**What you have to do:** Within the listing below, locate all lines containing the word "综合立意". Copy each one.

>> Begin Exercise data

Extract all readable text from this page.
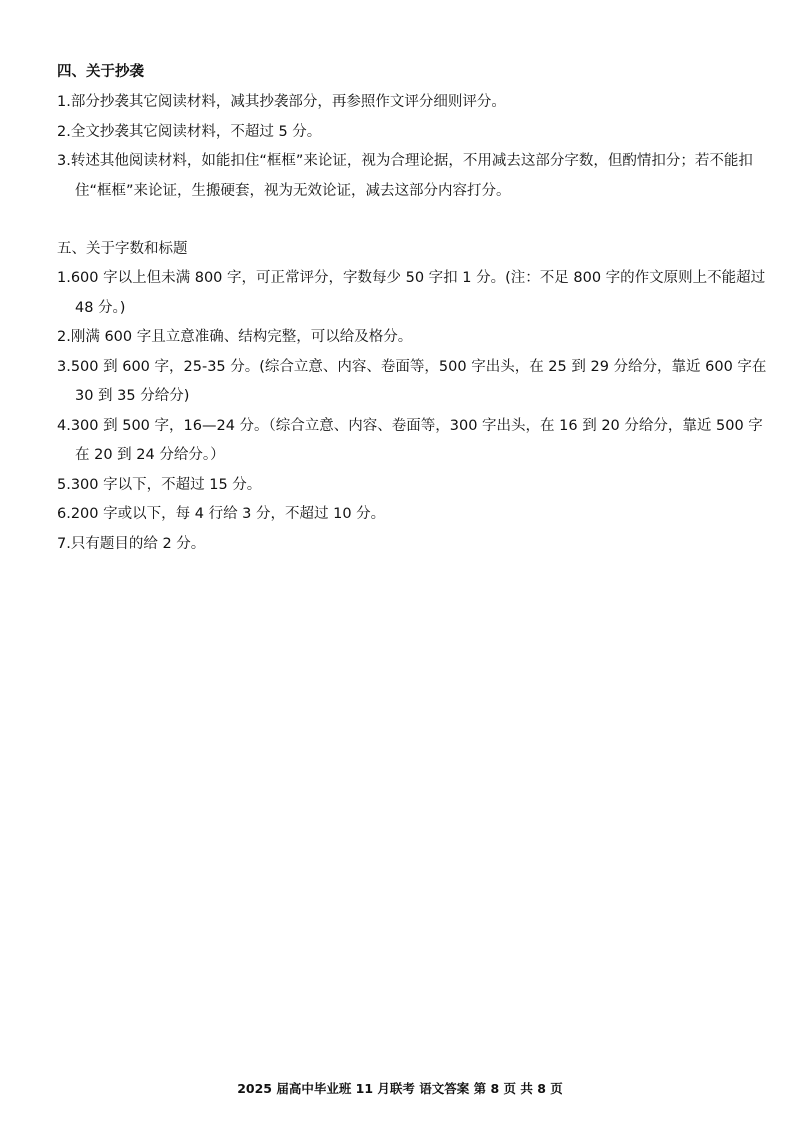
四、关于抄袭

1.部分抄袭其它阅读材料，减其抄袭部分，再参照作文评分细则评分。

2.全文抄袭其它阅读材料，不超过 5 分。

3.转述其他阅读材料，如能扣住“框框”来论证，视为合理论据，不用减去这部分字数，但酌情扣分；若不能扣住“框框”来论证，生搬硬套，视为无效论证，减去这部分内容打分。

五、关于字数和标题

1.600 字以上但未满 800 字，可正常评分，字数每少 50 字扣 1 分。(注：不足 800 字的作文原则上不能超过 48 分。)

2.刚满 600 字且立意准确、结构完整，可以给及格分。

3.500 到 600 字，25-35 分。(综合立意、内容、卷面等，500 字出头，在 25 到 29 分给分，靠近 600 字在 30 到 35 分给分)

4.300 到 500 字，16—24 分。（综合立意、内容、卷面等，300 字出头，在 16 到 20 分给分，靠近 500 字在 20 到 24 分给分。）

5.300 字以下，不超过 15 分。

6.200 字或以下，每 4 行给 3 分，不超过 10 分。

7.只有题目的给 2 分。

2025 届高中毕业班 11 月联考 语文答案 第 8 页 共 8 页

>> End Exercise data

**Written response:**
3.500 到 600 字，25-35 分。(综合立意、内容、卷面等，500 字出头，在 25 到 29 分给分，靠近 600 字在 30 到 35 分给分)
4.300 到 500 字，16—24 分。（综合立意、内容、卷面等，300 字出头，在 16 到 20 分给分，靠近 500 字在 20 到 24 分给分。）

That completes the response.